▶ **EXERCISE PROMPT**
Every line that contains the word "zawarta" should be copied.

▶ **Data excerpts**
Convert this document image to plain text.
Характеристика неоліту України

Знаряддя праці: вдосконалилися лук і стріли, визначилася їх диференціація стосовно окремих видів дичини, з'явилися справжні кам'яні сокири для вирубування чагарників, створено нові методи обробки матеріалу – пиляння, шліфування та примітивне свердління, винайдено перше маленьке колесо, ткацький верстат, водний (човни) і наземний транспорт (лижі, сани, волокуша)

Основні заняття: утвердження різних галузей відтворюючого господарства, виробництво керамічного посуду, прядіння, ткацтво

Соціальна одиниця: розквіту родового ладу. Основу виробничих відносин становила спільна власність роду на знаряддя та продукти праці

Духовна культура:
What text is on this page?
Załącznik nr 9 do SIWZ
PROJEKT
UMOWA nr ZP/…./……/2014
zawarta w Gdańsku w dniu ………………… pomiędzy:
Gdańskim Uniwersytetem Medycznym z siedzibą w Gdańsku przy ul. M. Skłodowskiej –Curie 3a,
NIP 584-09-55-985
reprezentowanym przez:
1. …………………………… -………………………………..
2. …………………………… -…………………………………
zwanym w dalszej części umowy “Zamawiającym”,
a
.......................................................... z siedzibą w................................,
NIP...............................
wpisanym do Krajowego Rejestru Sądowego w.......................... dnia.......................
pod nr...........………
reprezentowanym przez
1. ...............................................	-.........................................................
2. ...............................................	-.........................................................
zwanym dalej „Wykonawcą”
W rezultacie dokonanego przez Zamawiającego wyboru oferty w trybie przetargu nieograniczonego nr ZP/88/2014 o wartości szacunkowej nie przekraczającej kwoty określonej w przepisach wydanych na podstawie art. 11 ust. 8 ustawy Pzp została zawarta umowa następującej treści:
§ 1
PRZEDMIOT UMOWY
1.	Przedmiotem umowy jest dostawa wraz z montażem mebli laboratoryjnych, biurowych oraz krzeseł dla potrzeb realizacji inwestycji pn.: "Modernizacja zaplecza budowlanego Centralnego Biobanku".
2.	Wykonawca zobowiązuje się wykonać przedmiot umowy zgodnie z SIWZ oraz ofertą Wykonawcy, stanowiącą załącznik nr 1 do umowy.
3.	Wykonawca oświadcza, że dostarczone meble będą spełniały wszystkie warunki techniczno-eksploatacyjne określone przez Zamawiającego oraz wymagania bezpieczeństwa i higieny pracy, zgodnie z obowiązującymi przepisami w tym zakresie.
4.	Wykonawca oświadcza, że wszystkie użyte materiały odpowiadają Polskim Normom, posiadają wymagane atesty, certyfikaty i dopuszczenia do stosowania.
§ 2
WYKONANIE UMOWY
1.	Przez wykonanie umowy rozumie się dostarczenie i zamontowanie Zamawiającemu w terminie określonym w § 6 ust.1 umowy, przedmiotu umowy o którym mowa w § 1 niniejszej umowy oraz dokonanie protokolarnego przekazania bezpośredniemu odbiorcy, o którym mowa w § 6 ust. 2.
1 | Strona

▶ **RESPONSE TO THIS EXERCISE**
zawarta w Gdańsku w dniu ………………… pomiędzy:
W rezultacie dokonanego przez Zamawiającego wyboru oferty w trybie przetargu nieograniczonego nr ZP/88/2014 o wartości szacunkowej nie przekraczającej kwoty określonej w przepisach wydanych na podstawie art. 11 ust. 8 ustawy Pzp została zawarta umowa następującej treści:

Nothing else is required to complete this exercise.